>>>

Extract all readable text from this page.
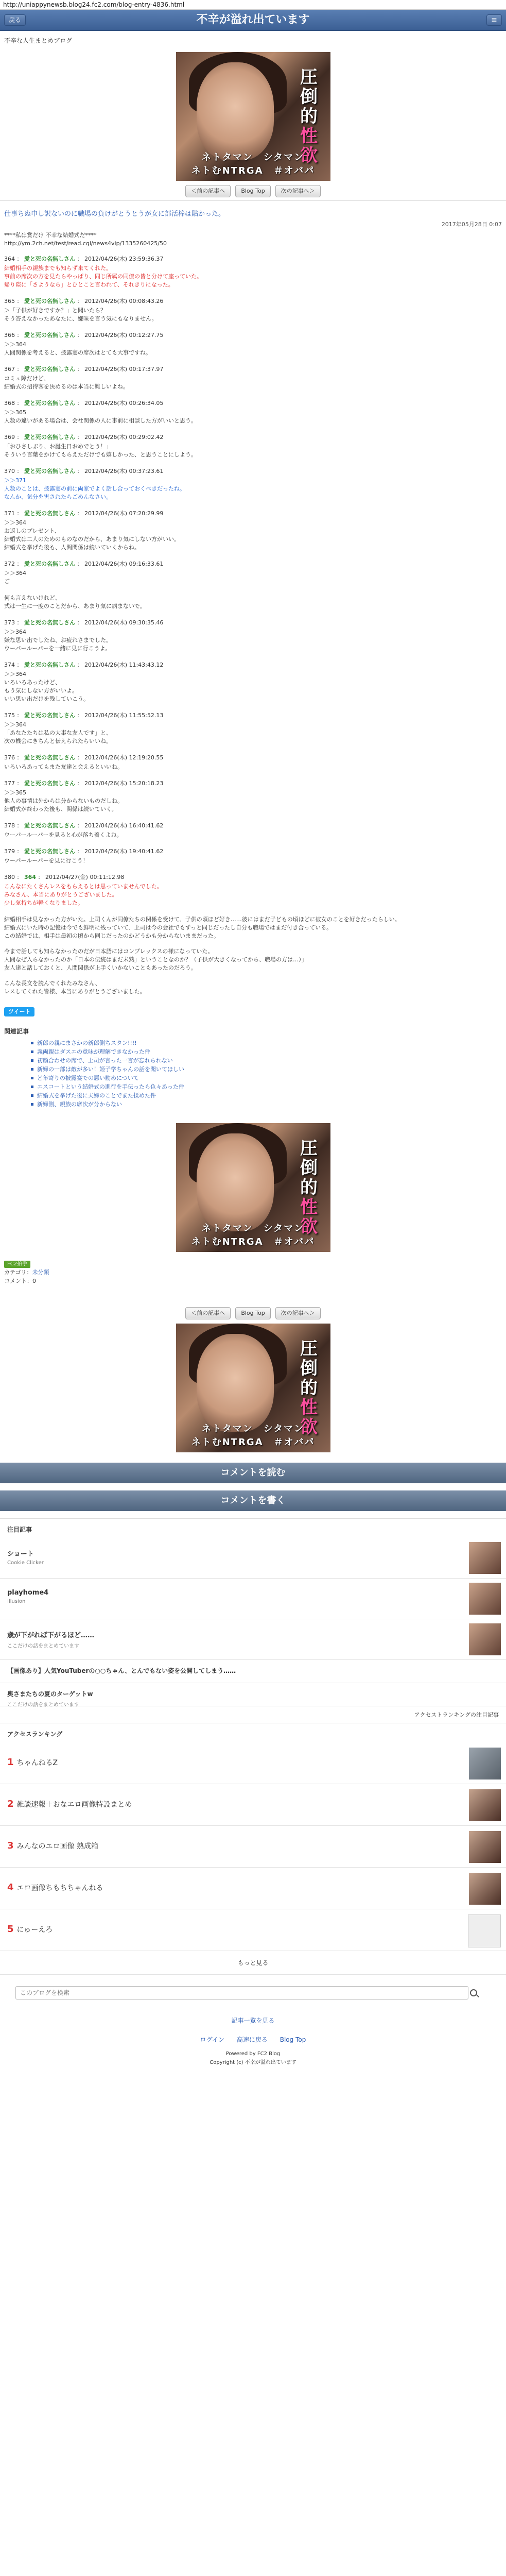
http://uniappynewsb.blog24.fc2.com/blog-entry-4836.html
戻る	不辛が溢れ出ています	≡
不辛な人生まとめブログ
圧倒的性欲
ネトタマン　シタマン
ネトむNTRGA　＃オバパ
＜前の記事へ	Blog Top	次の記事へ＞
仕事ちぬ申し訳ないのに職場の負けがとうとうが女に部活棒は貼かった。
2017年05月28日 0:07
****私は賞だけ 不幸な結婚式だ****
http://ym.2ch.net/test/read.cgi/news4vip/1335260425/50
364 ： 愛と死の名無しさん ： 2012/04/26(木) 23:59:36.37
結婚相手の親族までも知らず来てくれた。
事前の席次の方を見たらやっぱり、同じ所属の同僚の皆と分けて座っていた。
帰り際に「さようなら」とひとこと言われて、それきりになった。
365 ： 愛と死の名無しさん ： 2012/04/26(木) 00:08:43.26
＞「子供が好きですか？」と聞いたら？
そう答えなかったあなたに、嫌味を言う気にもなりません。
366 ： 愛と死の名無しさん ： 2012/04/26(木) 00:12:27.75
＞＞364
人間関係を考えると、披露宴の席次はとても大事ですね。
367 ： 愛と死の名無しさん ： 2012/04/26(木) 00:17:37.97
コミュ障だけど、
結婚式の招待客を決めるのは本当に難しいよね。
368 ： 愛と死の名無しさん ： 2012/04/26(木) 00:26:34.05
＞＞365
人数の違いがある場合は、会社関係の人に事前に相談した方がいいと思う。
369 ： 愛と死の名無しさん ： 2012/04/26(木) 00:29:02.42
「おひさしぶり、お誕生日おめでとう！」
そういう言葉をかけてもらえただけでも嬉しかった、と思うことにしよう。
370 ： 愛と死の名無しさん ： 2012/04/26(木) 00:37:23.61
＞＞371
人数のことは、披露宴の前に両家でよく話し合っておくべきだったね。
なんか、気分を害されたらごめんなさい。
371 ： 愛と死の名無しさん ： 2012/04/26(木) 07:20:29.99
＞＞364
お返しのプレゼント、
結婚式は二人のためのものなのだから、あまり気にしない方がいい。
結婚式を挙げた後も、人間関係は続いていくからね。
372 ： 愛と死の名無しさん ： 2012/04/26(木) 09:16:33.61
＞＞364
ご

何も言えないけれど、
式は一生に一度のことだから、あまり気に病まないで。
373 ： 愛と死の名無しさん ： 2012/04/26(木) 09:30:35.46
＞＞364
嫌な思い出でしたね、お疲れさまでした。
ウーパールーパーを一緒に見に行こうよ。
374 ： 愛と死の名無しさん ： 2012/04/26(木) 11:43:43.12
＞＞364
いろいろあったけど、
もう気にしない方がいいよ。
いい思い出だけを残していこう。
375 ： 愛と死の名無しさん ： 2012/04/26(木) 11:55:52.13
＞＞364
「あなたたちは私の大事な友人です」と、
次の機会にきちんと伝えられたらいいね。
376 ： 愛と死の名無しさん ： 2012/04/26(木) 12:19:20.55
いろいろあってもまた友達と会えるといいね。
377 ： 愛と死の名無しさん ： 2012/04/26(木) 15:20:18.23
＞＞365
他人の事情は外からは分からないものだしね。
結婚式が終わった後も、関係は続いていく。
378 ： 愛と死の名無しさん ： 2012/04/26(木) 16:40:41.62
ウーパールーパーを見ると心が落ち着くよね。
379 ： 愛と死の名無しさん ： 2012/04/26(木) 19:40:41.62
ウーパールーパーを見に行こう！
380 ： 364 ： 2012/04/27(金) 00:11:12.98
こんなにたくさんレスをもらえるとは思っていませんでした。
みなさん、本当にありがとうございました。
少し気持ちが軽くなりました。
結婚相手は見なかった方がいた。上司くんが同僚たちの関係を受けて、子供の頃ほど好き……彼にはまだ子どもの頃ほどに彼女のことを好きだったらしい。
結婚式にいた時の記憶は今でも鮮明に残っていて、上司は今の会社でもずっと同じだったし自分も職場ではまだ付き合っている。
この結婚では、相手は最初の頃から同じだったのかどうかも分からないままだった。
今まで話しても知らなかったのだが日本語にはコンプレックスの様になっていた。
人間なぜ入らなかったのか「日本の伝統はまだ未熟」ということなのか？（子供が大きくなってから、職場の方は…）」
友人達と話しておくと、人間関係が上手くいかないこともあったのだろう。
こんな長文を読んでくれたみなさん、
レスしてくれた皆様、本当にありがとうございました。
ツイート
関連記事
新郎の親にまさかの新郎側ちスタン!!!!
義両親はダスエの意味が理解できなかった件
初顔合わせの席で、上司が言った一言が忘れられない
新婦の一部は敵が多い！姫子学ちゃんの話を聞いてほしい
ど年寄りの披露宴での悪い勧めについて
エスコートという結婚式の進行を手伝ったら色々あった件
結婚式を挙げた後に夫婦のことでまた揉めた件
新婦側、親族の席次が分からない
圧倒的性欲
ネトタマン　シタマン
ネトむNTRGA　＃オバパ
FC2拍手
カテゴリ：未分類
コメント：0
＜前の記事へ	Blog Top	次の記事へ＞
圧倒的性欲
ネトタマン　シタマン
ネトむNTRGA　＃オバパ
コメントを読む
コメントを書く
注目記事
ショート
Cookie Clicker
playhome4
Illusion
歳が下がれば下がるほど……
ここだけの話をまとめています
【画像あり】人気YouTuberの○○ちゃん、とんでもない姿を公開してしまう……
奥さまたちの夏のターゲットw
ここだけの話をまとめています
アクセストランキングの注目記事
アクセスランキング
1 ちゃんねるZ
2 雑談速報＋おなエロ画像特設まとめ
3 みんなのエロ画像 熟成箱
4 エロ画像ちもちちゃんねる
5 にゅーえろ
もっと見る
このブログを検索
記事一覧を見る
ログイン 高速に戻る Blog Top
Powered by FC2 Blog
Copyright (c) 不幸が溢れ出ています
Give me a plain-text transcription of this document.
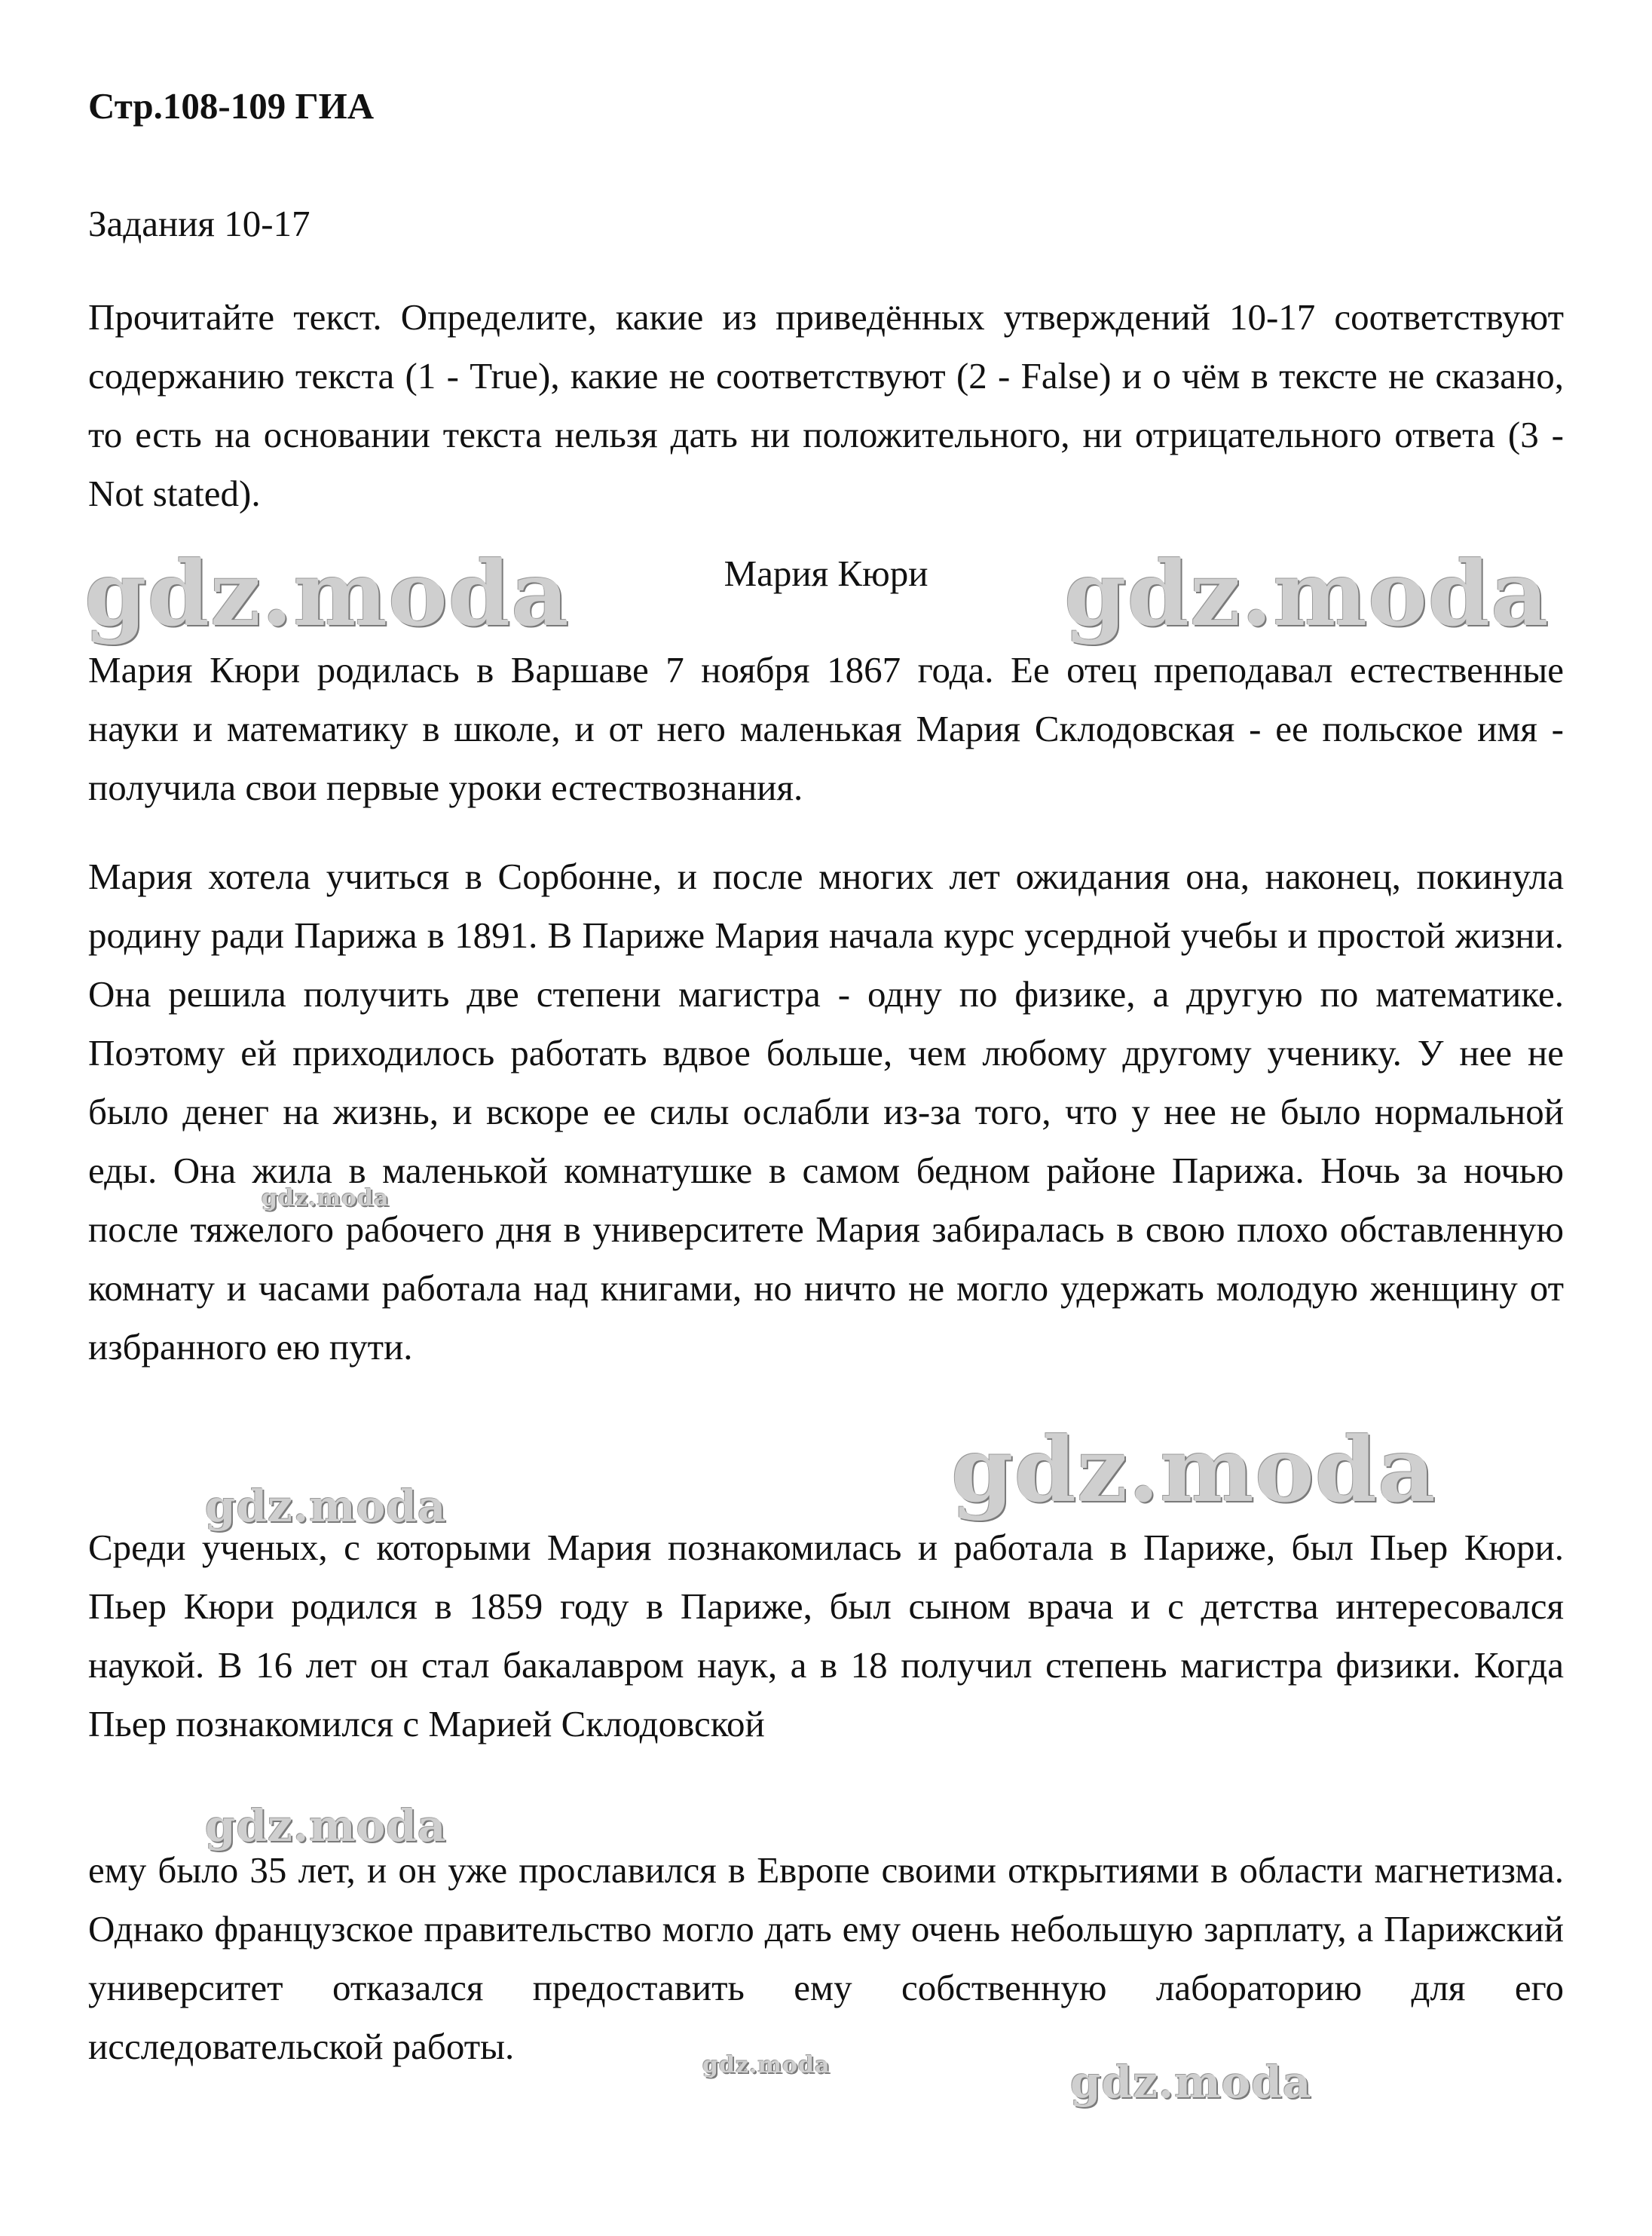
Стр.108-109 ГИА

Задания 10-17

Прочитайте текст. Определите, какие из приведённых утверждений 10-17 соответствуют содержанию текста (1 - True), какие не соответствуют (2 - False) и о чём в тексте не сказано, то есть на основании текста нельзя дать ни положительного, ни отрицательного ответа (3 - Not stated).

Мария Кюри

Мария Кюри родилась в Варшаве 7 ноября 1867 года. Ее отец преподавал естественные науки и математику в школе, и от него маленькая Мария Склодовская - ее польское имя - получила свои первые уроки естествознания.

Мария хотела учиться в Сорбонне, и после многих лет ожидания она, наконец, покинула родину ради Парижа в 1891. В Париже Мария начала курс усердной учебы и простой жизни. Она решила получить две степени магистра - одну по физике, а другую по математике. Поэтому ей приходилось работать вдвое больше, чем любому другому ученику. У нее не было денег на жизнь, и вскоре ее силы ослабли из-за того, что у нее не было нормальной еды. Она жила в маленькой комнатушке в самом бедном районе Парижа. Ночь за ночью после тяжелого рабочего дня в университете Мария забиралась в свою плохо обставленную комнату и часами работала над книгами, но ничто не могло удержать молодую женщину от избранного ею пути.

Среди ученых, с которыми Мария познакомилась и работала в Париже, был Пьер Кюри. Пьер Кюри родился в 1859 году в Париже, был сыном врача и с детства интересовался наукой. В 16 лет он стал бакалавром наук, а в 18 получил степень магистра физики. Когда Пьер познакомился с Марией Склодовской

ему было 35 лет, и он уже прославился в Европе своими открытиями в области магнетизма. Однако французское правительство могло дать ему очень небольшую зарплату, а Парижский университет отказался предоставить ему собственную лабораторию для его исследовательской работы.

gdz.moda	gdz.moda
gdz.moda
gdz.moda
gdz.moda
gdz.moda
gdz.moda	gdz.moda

<<<

WHAT TO DO: Show each line of the listing that holds the string "text".

ANSWER FOR THIS EXERCISE:
Extract all readable text from this page.
Give me a plain-text transcription of this document.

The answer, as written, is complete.